╭─ Records for this exercise

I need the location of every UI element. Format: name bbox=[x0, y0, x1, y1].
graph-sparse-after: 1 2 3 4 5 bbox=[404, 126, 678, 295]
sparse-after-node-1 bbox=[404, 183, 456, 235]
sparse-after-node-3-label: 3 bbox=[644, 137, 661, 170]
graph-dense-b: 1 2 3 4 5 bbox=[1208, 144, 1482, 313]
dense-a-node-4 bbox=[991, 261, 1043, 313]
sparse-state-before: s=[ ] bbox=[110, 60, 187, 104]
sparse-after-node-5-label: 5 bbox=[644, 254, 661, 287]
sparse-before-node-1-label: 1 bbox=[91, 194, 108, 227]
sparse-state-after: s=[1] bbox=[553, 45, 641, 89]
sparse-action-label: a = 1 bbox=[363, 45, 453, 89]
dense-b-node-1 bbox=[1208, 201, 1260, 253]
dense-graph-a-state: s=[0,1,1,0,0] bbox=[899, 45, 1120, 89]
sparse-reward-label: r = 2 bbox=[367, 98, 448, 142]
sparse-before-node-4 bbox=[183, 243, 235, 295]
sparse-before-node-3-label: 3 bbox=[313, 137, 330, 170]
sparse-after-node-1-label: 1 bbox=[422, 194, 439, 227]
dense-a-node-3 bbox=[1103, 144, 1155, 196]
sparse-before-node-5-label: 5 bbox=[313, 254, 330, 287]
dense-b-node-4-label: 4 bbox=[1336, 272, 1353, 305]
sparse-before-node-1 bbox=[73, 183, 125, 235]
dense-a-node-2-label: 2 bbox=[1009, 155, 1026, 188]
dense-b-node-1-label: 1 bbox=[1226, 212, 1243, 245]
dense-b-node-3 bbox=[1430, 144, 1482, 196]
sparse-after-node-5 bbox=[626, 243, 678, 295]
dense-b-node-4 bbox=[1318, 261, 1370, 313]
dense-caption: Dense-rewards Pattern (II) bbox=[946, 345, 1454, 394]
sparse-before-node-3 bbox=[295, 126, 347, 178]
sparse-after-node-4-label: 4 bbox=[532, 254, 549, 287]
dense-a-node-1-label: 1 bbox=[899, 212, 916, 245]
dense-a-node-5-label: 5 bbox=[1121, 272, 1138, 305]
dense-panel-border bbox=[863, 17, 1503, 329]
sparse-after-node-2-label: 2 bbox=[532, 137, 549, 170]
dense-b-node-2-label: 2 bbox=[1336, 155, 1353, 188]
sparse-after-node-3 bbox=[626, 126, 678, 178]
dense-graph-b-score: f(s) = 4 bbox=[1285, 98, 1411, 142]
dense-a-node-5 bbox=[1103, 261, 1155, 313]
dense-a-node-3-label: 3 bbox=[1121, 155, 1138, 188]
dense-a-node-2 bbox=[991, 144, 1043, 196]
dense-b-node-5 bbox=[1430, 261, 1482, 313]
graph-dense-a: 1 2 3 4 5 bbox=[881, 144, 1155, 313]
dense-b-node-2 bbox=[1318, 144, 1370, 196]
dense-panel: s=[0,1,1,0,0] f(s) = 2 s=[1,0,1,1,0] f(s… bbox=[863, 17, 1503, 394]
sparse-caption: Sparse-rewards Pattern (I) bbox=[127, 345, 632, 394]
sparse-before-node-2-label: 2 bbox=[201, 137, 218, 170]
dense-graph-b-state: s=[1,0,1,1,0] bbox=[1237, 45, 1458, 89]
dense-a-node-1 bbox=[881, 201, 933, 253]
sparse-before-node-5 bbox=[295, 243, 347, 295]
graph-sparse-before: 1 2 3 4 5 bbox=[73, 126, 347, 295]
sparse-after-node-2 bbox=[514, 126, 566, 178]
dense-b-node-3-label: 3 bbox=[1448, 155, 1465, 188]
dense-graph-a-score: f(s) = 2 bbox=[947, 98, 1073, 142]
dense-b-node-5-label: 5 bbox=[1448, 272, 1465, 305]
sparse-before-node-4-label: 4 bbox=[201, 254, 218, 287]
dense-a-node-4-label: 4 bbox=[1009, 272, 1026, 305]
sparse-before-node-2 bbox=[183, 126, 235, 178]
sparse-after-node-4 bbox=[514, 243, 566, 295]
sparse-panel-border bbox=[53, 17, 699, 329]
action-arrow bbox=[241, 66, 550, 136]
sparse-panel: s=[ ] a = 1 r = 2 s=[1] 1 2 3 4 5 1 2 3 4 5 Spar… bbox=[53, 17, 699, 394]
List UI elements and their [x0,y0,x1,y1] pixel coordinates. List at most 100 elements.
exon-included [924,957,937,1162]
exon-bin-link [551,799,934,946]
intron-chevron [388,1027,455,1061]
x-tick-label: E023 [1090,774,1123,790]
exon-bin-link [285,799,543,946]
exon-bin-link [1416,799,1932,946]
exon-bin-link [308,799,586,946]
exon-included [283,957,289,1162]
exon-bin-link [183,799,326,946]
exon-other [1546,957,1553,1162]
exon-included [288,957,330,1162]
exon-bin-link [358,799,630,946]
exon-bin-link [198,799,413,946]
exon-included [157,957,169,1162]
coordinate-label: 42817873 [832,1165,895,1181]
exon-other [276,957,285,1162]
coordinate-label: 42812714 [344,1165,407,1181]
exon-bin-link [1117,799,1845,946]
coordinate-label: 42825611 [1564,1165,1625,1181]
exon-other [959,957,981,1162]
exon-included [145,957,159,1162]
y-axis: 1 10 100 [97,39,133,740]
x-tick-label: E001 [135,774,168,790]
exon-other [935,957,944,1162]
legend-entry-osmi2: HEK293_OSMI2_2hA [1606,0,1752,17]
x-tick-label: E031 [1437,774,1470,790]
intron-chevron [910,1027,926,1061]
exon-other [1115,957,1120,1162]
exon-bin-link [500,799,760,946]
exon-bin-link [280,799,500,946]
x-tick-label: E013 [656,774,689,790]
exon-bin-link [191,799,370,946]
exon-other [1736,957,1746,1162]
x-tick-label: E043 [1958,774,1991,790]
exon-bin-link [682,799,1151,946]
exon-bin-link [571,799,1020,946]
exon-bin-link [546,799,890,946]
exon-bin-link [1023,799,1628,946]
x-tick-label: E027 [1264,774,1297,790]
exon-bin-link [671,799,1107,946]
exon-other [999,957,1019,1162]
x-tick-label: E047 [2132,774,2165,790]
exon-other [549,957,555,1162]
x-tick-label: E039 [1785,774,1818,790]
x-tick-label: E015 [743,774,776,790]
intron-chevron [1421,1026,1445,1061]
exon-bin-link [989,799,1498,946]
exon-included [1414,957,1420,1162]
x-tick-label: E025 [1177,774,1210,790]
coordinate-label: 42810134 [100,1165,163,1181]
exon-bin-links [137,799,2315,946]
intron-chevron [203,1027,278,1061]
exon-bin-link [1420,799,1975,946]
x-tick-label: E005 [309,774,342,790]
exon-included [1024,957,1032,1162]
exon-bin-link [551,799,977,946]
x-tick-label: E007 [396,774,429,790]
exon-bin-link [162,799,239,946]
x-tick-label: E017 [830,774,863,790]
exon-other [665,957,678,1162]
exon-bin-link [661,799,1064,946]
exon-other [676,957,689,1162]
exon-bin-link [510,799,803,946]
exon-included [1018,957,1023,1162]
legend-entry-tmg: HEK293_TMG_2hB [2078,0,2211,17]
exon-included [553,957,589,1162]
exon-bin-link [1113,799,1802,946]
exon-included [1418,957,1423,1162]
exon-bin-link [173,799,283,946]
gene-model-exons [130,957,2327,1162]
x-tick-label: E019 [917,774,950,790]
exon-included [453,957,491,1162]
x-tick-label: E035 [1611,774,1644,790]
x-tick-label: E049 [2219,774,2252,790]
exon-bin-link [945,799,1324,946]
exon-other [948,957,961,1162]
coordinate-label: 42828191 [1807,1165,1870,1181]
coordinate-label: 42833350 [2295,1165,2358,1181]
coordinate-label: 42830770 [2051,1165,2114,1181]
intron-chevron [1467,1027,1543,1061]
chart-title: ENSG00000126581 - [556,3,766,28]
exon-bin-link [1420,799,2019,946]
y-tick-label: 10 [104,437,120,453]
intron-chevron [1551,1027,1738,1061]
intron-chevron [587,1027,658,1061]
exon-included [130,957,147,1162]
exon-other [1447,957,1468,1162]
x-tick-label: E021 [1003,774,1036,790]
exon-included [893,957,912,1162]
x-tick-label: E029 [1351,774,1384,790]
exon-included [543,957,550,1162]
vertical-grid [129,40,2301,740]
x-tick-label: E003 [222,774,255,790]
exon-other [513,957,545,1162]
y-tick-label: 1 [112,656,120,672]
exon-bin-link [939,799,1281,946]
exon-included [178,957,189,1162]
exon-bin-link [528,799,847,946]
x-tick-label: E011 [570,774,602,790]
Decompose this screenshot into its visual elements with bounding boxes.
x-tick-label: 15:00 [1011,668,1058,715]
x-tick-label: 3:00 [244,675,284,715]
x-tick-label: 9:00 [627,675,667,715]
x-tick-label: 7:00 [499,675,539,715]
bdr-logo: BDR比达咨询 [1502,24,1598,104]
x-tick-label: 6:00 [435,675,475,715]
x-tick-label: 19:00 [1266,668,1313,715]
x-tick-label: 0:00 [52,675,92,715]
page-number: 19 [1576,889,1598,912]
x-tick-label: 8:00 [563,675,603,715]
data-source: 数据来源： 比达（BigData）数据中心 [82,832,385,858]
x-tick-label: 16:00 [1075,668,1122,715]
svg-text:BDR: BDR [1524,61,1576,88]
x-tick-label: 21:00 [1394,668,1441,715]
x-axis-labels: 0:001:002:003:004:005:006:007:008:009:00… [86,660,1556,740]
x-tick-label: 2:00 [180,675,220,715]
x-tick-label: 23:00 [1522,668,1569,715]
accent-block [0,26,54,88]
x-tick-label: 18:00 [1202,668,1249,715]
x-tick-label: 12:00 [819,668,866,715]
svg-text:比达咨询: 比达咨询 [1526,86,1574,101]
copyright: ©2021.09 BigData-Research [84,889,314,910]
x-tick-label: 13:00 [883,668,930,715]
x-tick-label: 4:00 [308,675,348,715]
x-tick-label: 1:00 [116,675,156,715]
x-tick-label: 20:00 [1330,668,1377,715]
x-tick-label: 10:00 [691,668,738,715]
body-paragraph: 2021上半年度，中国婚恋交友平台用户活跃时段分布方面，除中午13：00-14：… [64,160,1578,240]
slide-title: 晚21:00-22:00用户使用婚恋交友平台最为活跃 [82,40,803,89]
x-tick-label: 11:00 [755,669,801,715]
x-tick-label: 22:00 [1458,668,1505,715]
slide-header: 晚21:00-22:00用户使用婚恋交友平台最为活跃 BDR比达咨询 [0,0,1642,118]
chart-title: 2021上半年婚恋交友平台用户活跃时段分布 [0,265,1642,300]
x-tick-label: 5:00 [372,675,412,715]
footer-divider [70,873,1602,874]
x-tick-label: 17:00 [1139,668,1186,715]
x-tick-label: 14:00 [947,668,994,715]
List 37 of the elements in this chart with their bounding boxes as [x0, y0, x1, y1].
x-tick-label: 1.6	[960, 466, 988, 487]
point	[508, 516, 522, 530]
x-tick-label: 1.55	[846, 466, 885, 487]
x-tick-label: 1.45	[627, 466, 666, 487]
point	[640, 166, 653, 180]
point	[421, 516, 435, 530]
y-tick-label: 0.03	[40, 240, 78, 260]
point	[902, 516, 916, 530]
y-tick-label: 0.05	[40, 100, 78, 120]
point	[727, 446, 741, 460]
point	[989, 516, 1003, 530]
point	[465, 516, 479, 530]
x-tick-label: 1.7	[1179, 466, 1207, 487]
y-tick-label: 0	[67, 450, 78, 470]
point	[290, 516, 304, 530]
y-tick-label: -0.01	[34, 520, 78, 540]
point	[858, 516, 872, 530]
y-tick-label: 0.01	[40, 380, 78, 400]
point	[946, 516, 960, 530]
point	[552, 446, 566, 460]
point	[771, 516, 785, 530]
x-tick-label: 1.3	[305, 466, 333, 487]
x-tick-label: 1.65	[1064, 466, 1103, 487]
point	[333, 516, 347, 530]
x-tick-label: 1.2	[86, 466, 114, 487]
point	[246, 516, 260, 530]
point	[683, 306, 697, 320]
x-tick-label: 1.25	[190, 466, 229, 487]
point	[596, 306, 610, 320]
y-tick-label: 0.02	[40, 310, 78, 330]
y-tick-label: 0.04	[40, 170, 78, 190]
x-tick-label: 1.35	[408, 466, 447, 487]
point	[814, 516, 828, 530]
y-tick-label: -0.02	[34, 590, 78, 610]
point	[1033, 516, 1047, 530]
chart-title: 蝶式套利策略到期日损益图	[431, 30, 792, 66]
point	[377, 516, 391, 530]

╰─

* The request
Can you rewrite the listing from its first line through the line containing "sparse-action-label: a = 1" as a numbered list, leaving out any blank lines?

* Solution to this exercise
1. I need the location of every UI element. Format: name bbox=[x0, y0, x1, y1].
2. graph-sparse-after: 1 2 3 4 5 bbox=[404, 126, 678, 295]
3. sparse-after-node-1 bbox=[404, 183, 456, 235]
4. sparse-after-node-3-label: 3 bbox=[644, 137, 661, 170]
5. graph-dense-b: 1 2 3 4 5 bbox=[1208, 144, 1482, 313]
6. dense-a-node-4 bbox=[991, 261, 1043, 313]
7. sparse-state-before: s=[ ] bbox=[110, 60, 187, 104]
8. sparse-after-node-5-label: 5 bbox=[644, 254, 661, 287]
9. sparse-before-node-1-label: 1 bbox=[91, 194, 108, 227]
10. sparse-state-after: s=[1] bbox=[553, 45, 641, 89]
11. sparse-action-label: a = 1 bbox=[363, 45, 453, 89]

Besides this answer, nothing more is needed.